● **TASK**: The records below should be written out again, exactly.

● **INPUT DATA**:
-=-=-
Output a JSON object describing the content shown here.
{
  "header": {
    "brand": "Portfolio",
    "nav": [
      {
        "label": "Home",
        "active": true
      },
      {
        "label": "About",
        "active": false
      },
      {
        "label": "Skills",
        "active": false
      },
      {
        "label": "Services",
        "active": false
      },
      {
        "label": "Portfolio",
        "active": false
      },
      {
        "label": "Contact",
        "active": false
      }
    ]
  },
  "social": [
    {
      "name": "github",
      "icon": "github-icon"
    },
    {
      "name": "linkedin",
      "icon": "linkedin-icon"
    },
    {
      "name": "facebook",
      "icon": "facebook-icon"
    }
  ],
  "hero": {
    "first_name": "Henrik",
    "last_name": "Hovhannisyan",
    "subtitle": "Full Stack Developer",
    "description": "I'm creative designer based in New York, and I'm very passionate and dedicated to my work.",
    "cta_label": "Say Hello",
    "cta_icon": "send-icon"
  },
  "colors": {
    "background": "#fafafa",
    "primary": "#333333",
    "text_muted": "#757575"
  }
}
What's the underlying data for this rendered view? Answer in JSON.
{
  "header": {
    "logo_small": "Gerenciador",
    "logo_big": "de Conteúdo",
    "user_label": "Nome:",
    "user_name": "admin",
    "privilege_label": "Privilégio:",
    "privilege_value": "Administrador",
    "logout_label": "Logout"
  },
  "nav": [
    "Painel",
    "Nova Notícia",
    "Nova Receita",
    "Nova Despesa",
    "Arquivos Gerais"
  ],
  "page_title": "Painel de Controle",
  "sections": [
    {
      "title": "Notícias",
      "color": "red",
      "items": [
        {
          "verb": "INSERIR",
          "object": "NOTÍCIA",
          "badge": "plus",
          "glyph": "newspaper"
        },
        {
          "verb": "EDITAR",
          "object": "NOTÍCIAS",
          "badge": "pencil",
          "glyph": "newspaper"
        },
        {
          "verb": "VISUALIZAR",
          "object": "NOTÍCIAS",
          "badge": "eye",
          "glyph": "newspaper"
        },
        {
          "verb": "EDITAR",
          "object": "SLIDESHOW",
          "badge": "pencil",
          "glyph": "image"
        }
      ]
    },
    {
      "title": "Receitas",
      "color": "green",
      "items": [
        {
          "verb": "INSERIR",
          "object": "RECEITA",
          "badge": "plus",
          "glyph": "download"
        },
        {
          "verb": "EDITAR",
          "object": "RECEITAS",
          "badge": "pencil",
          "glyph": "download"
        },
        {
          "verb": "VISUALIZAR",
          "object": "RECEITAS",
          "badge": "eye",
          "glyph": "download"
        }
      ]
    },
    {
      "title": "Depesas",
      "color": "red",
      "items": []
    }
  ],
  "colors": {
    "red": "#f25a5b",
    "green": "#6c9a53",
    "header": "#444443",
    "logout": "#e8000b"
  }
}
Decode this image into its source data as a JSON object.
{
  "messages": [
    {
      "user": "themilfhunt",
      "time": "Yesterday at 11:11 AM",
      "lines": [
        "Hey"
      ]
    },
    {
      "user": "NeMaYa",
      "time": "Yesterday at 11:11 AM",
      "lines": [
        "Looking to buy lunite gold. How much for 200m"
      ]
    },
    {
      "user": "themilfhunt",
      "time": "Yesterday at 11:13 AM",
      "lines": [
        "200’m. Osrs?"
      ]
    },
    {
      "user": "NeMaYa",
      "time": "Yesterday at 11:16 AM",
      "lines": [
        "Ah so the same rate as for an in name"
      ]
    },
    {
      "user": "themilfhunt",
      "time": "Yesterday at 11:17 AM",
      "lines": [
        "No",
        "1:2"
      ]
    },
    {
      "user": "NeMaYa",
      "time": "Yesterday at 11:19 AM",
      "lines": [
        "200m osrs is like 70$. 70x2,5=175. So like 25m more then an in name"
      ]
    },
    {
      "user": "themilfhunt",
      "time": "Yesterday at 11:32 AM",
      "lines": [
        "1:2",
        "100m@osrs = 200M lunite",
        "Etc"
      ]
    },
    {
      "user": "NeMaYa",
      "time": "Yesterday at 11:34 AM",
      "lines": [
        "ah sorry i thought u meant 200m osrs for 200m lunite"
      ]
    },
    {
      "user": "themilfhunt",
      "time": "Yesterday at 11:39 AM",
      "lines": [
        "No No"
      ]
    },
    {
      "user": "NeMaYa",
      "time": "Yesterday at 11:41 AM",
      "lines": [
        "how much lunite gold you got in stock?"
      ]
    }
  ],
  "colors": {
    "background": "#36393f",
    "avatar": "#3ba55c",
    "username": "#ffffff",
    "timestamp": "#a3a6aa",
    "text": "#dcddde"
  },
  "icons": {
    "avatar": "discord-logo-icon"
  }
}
-=-=-
● **ANSWER TO THIS PROBLEM**:
Output a JSON object describing the content shown here.
{
  "header": {
    "brand": "Portfolio",
    "nav": [
      {
        "label": "Home",
        "active": true
      },
      {
        "label": "About",
        "active": false
      },
      {
        "label": "Skills",
        "active": false
      },
      {
        "label": "Services",
        "active": false
      },
      {
        "label": "Portfolio",
        "active": false
      },
      {
        "label": "Contact",
        "active": false
      }
    ]
  },
  "social": [
    {
      "name": "github",
      "icon": "github-icon"
    },
    {
      "name": "linkedin",
      "icon": "linkedin-icon"
    },
    {
      "name": "facebook",
      "icon": "facebook-icon"
    }
  ],
  "hero": {
    "first_name": "Henrik",
    "last_name": "Hovhannisyan",
    "subtitle": "Full Stack Developer",
    "description": "I'm creative designer based in New York, and I'm very passionate and dedicated to my work.",
    "cta_label": "Say Hello",
    "cta_icon": "send-icon"
  },
  "colors": {
    "background": "#fafafa",
    "primary": "#333333",
    "text_muted": "#757575"
  }
}
What's the underlying data for this rendered view? Answer in JSON.
{
  "header": {
    "logo_small": "Gerenciador",
    "logo_big": "de Conteúdo",
    "user_label": "Nome:",
    "user_name": "admin",
    "privilege_label": "Privilégio:",
    "privilege_value": "Administrador",
    "logout_label": "Logout"
  },
  "nav": [
    "Painel",
    "Nova Notícia",
    "Nova Receita",
    "Nova Despesa",
    "Arquivos Gerais"
  ],
  "page_title": "Painel de Controle",
  "sections": [
    {
      "title": "Notícias",
      "color": "red",
      "items": [
        {
          "verb": "INSERIR",
          "object": "NOTÍCIA",
          "badge": "plus",
          "glyph": "newspaper"
        },
        {
          "verb": "EDITAR",
          "object": "NOTÍCIAS",
          "badge": "pencil",
          "glyph": "newspaper"
        },
        {
          "verb": "VISUALIZAR",
          "object": "NOTÍCIAS",
          "badge": "eye",
          "glyph": "newspaper"
        },
        {
          "verb": "EDITAR",
          "object": "SLIDESHOW",
          "badge": "pencil",
          "glyph": "image"
        }
      ]
    },
    {
      "title": "Receitas",
      "color": "green",
      "items": [
        {
          "verb": "INSERIR",
          "object": "RECEITA",
          "badge": "plus",
          "glyph": "download"
        },
        {
          "verb": "EDITAR",
          "object": "RECEITAS",
          "badge": "pencil",
          "glyph": "download"
        },
        {
          "verb": "VISUALIZAR",
          "object": "RECEITAS",
          "badge": "eye",
          "glyph": "download"
        }
      ]
    },
    {
      "title": "Depesas",
      "color": "red",
      "items": []
    }
  ],
  "colors": {
    "red": "#f25a5b",
    "green": "#6c9a53",
    "header": "#444443",
    "logout": "#e8000b"
  }
}
Decode this image into its source data as a JSON object.
{
  "messages": [
    {
      "user": "themilfhunt",
      "time": "Yesterday at 11:11 AM",
      "lines": [
        "Hey"
      ]
    },
    {
      "user": "NeMaYa",
      "time": "Yesterday at 11:11 AM",
      "lines": [
        "Looking to buy lunite gold. How much for 200m"
      ]
    },
    {
      "user": "themilfhunt",
      "time": "Yesterday at 11:13 AM",
      "lines": [
        "200’m. Osrs?"
      ]
    },
    {
      "user": "NeMaYa",
      "time": "Yesterday at 11:16 AM",
      "lines": [
        "Ah so the same rate as for an in name"
      ]
    },
    {
      "user": "themilfhunt",
      "time": "Yesterday at 11:17 AM",
      "lines": [
        "No",
        "1:2"
      ]
    },
    {
      "user": "NeMaYa",
      "time": "Yesterday at 11:19 AM",
      "lines": [
        "200m osrs is like 70$. 70x2,5=175. So like 25m more then an in name"
      ]
    },
    {
      "user": "themilfhunt",
      "time": "Yesterday at 11:32 AM",
      "lines": [
        "1:2",
        "100m@osrs = 200M lunite",
        "Etc"
      ]
    },
    {
      "user": "NeMaYa",
      "time": "Yesterday at 11:34 AM",
      "lines": [
        "ah sorry i thought u meant 200m osrs for 200m lunite"
      ]
    },
    {
      "user": "themilfhunt",
      "time": "Yesterday at 11:39 AM",
      "lines": [
        "No No"
      ]
    },
    {
      "user": "NeMaYa",
      "time": "Yesterday at 11:41 AM",
      "lines": [
        "how much lunite gold you got in stock?"
      ]
    }
  ],
  "colors": {
    "background": "#36393f",
    "avatar": "#3ba55c",
    "username": "#ffffff",
    "timestamp": "#a3a6aa",
    "text": "#dcddde"
  },
  "icons": {
    "avatar": "discord-logo-icon"
  }
}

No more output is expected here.